____ STORED DATA

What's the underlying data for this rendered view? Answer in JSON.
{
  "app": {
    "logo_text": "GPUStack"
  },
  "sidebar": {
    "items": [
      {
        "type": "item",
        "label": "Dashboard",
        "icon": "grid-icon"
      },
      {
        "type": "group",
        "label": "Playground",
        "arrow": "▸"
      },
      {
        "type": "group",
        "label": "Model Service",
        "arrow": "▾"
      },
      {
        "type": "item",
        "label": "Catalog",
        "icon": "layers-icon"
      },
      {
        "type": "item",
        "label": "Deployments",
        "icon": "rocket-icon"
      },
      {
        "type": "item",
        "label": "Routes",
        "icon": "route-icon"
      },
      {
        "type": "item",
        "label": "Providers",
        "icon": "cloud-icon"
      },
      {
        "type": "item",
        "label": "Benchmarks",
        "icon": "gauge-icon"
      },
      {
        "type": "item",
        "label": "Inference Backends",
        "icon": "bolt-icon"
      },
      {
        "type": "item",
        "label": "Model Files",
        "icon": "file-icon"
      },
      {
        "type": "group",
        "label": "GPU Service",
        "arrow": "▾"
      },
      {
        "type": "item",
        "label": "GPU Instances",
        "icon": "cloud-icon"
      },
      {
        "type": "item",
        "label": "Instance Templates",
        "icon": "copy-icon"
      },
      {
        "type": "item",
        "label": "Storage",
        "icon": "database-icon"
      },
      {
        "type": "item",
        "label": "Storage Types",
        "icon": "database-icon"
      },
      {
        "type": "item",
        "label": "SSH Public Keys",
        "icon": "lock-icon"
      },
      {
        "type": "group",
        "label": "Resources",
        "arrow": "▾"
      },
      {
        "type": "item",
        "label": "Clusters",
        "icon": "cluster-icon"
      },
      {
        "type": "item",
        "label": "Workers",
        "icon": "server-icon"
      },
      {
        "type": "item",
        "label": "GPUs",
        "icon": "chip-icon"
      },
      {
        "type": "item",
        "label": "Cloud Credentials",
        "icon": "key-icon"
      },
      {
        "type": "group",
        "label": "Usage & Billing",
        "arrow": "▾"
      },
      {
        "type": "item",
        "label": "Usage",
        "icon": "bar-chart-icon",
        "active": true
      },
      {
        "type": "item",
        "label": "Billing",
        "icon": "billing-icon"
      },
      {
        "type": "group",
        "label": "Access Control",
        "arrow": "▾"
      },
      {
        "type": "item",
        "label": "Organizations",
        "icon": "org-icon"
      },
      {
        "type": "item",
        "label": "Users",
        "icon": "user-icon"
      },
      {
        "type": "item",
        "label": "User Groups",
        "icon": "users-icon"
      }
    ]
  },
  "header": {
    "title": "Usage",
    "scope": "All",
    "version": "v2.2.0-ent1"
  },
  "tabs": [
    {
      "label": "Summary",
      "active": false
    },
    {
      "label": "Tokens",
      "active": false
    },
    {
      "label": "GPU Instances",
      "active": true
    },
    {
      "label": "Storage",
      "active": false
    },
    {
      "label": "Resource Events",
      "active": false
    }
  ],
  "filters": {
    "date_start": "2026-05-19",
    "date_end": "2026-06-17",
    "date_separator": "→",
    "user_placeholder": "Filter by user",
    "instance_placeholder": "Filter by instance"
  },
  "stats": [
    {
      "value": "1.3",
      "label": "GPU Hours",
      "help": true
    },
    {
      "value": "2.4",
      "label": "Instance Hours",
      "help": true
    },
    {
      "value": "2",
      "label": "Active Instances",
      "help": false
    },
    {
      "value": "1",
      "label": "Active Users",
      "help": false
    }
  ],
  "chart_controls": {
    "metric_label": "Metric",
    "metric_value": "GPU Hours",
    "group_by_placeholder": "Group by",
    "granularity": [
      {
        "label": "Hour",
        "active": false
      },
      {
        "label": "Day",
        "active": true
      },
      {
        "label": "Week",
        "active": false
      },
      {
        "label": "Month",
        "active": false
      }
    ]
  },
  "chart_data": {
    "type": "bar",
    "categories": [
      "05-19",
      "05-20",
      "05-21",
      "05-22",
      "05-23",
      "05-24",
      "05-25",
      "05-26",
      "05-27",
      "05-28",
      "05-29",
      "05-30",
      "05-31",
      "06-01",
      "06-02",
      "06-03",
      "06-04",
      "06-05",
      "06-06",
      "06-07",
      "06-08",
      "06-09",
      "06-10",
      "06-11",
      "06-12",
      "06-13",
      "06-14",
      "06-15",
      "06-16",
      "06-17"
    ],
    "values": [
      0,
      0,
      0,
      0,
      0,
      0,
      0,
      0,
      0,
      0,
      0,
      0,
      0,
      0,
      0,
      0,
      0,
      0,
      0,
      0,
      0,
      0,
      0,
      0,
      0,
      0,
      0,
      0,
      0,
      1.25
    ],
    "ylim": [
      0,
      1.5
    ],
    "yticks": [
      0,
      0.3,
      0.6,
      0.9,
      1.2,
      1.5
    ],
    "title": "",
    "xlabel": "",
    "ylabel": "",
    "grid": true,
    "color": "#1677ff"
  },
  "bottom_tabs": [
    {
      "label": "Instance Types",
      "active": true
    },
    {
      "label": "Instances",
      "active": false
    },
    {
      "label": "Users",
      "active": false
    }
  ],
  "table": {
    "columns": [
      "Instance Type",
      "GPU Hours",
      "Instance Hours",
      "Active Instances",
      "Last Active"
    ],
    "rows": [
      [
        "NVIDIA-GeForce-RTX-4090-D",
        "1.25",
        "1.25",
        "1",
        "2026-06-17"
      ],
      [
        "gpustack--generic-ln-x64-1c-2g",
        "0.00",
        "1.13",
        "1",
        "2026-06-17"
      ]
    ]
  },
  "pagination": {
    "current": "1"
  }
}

________

◆ STATED GOAL
Could you transcribe the records in full, exactly?

◆ RESULT FOR THIS EXERCISE
What's the underlying data for this rendered view? Answer in JSON.
{
  "app": {
    "logo_text": "GPUStack"
  },
  "sidebar": {
    "items": [
      {
        "type": "item",
        "label": "Dashboard",
        "icon": "grid-icon"
      },
      {
        "type": "group",
        "label": "Playground",
        "arrow": "▸"
      },
      {
        "type": "group",
        "label": "Model Service",
        "arrow": "▾"
      },
      {
        "type": "item",
        "label": "Catalog",
        "icon": "layers-icon"
      },
      {
        "type": "item",
        "label": "Deployments",
        "icon": "rocket-icon"
      },
      {
        "type": "item",
        "label": "Routes",
        "icon": "route-icon"
      },
      {
        "type": "item",
        "label": "Providers",
        "icon": "cloud-icon"
      },
      {
        "type": "item",
        "label": "Benchmarks",
        "icon": "gauge-icon"
      },
      {
        "type": "item",
        "label": "Inference Backends",
        "icon": "bolt-icon"
      },
      {
        "type": "item",
        "label": "Model Files",
        "icon": "file-icon"
      },
      {
        "type": "group",
        "label": "GPU Service",
        "arrow": "▾"
      },
      {
        "type": "item",
        "label": "GPU Instances",
        "icon": "cloud-icon"
      },
      {
        "type": "item",
        "label": "Instance Templates",
        "icon": "copy-icon"
      },
      {
        "type": "item",
        "label": "Storage",
        "icon": "database-icon"
      },
      {
        "type": "item",
        "label": "Storage Types",
        "icon": "database-icon"
      },
      {
        "type": "item",
        "label": "SSH Public Keys",
        "icon": "lock-icon"
      },
      {
        "type": "group",
        "label": "Resources",
        "arrow": "▾"
      },
      {
        "type": "item",
        "label": "Clusters",
        "icon": "cluster-icon"
      },
      {
        "type": "item",
        "label": "Workers",
        "icon": "server-icon"
      },
      {
        "type": "item",
        "label": "GPUs",
        "icon": "chip-icon"
      },
      {
        "type": "item",
        "label": "Cloud Credentials",
        "icon": "key-icon"
      },
      {
        "type": "group",
        "label": "Usage & Billing",
        "arrow": "▾"
      },
      {
        "type": "item",
        "label": "Usage",
        "icon": "bar-chart-icon",
        "active": true
      },
      {
        "type": "item",
        "label": "Billing",
        "icon": "billing-icon"
      },
      {
        "type": "group",
        "label": "Access Control",
        "arrow": "▾"
      },
      {
        "type": "item",
        "label": "Organizations",
        "icon": "org-icon"
      },
      {
        "type": "item",
        "label": "Users",
        "icon": "user-icon"
      },
      {
        "type": "item",
        "label": "User Groups",
        "icon": "users-icon"
      }
    ]
  },
  "header": {
    "title": "Usage",
    "scope": "All",
    "version": "v2.2.0-ent1"
  },
  "tabs": [
    {
      "label": "Summary",
      "active": false
    },
    {
      "label": "Tokens",
      "active": false
    },
    {
      "label": "GPU Instances",
      "active": true
    },
    {
      "label": "Storage",
      "active": false
    },
    {
      "label": "Resource Events",
      "active": false
    }
  ],
  "filters": {
    "date_start": "2026-05-19",
    "date_end": "2026-06-17",
    "date_separator": "→",
    "user_placeholder": "Filter by user",
    "instance_placeholder": "Filter by instance"
  },
  "stats": [
    {
      "value": "1.3",
      "label": "GPU Hours",
      "help": true
    },
    {
      "value": "2.4",
      "label": "Instance Hours",
      "help": true
    },
    {
      "value": "2",
      "label": "Active Instances",
      "help": false
    },
    {
      "value": "1",
      "label": "Active Users",
      "help": false
    }
  ],
  "chart_controls": {
    "metric_label": "Metric",
    "metric_value": "GPU Hours",
    "group_by_placeholder": "Group by",
    "granularity": [
      {
        "label": "Hour",
        "active": false
      },
      {
        "label": "Day",
        "active": true
      },
      {
        "label": "Week",
        "active": false
      },
      {
        "label": "Month",
        "active": false
      }
    ]
  },
  "chart_data": {
    "type": "bar",
    "categories": [
      "05-19",
      "05-20",
      "05-21",
      "05-22",
      "05-23",
      "05-24",
      "05-25",
      "05-26",
      "05-27",
      "05-28",
      "05-29",
      "05-30",
      "05-31",
      "06-01",
      "06-02",
      "06-03",
      "06-04",
      "06-05",
      "06-06",
      "06-07",
      "06-08",
      "06-09",
      "06-10",
      "06-11",
      "06-12",
      "06-13",
      "06-14",
      "06-15",
      "06-16",
      "06-17"
    ],
    "values": [
      0,
      0,
      0,
      0,
      0,
      0,
      0,
      0,
      0,
      0,
      0,
      0,
      0,
      0,
      0,
      0,
      0,
      0,
      0,
      0,
      0,
      0,
      0,
      0,
      0,
      0,
      0,
      0,
      0,
      1.25
    ],
    "ylim": [
      0,
      1.5
    ],
    "yticks": [
      0,
      0.3,
      0.6,
      0.9,
      1.2,
      1.5
    ],
    "title": "",
    "xlabel": "",
    "ylabel": "",
    "grid": true,
    "color": "#1677ff"
  },
  "bottom_tabs": [
    {
      "label": "Instance Types",
      "active": true
    },
    {
      "label": "Instances",
      "active": false
    },
    {
      "label": "Users",
      "active": false
    }
  ],
  "table": {
    "columns": [
      "Instance Type",
      "GPU Hours",
      "Instance Hours",
      "Active Instances",
      "Last Active"
    ],
    "rows": [
      [
        "NVIDIA-GeForce-RTX-4090-D",
        "1.25",
        "1.25",
        "1",
        "2026-06-17"
      ],
      [
        "gpustack--generic-ln-x64-1c-2g",
        "0.00",
        "1.13",
        "1",
        "2026-06-17"
      ]
    ]
  },
  "pagination": {
    "current": "1"
  }
}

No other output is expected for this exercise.